Goal
Beneath this task is a listing; retype all of it exactly.

#####

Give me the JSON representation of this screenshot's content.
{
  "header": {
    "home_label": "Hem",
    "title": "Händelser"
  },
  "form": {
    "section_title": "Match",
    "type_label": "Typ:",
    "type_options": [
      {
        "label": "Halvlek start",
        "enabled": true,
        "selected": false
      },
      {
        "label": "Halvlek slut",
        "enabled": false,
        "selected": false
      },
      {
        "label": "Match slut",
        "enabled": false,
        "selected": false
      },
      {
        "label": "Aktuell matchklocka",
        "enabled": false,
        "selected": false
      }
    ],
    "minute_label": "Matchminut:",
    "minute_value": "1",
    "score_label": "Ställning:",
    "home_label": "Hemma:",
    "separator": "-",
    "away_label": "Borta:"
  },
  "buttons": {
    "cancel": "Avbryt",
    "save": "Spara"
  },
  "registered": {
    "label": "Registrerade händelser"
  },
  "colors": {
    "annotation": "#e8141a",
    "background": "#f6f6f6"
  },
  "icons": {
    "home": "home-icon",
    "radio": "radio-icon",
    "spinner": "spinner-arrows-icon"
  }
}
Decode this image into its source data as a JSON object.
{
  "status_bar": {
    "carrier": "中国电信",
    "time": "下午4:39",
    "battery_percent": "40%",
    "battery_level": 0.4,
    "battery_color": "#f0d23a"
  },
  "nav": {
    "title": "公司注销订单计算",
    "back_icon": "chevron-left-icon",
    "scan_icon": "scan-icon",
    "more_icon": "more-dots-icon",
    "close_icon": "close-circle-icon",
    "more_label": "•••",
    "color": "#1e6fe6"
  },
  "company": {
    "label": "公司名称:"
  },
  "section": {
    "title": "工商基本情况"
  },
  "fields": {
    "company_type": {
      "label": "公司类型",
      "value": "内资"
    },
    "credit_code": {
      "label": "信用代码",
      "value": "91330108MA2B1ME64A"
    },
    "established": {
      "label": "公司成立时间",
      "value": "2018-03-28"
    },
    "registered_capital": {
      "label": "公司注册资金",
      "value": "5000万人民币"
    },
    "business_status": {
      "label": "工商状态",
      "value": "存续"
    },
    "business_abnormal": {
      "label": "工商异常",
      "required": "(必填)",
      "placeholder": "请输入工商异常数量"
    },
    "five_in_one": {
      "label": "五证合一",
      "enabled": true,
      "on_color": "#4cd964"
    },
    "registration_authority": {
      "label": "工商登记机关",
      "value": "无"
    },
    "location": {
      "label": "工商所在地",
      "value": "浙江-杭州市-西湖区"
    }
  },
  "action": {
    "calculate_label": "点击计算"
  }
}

#####

Exercise answer
Give me the JSON representation of this screenshot's content.
{
  "header": {
    "home_label": "Hem",
    "title": "Händelser"
  },
  "form": {
    "section_title": "Match",
    "type_label": "Typ:",
    "type_options": [
      {
        "label": "Halvlek start",
        "enabled": true,
        "selected": false
      },
      {
        "label": "Halvlek slut",
        "enabled": false,
        "selected": false
      },
      {
        "label": "Match slut",
        "enabled": false,
        "selected": false
      },
      {
        "label": "Aktuell matchklocka",
        "enabled": false,
        "selected": false
      }
    ],
    "minute_label": "Matchminut:",
    "minute_value": "1",
    "score_label": "Ställning:",
    "home_label": "Hemma:",
    "separator": "-",
    "away_label": "Borta:"
  },
  "buttons": {
    "cancel": "Avbryt",
    "save": "Spara"
  },
  "registered": {
    "label": "Registrerade händelser"
  },
  "colors": {
    "annotation": "#e8141a",
    "background": "#f6f6f6"
  },
  "icons": {
    "home": "home-icon",
    "radio": "radio-icon",
    "spinner": "spinner-arrows-icon"
  }
}
Decode this image into its source data as a JSON object.
{
  "status_bar": {
    "carrier": "中国电信",
    "time": "下午4:39",
    "battery_percent": "40%",
    "battery_level": 0.4,
    "battery_color": "#f0d23a"
  },
  "nav": {
    "title": "公司注销订单计算",
    "back_icon": "chevron-left-icon",
    "scan_icon": "scan-icon",
    "more_icon": "more-dots-icon",
    "close_icon": "close-circle-icon",
    "more_label": "•••",
    "color": "#1e6fe6"
  },
  "company": {
    "label": "公司名称:"
  },
  "section": {
    "title": "工商基本情况"
  },
  "fields": {
    "company_type": {
      "label": "公司类型",
      "value": "内资"
    },
    "credit_code": {
      "label": "信用代码",
      "value": "91330108MA2B1ME64A"
    },
    "established": {
      "label": "公司成立时间",
      "value": "2018-03-28"
    },
    "registered_capital": {
      "label": "公司注册资金",
      "value": "5000万人民币"
    },
    "business_status": {
      "label": "工商状态",
      "value": "存续"
    },
    "business_abnormal": {
      "label": "工商异常",
      "required": "(必填)",
      "placeholder": "请输入工商异常数量"
    },
    "five_in_one": {
      "label": "五证合一",
      "enabled": true,
      "on_color": "#4cd964"
    },
    "registration_authority": {
      "label": "工商登记机关",
      "value": "无"
    },
    "location": {
      "label": "工商所在地",
      "value": "浙江-杭州市-西湖区"
    }
  },
  "action": {
    "calculate_label": "点击计算"
  }
}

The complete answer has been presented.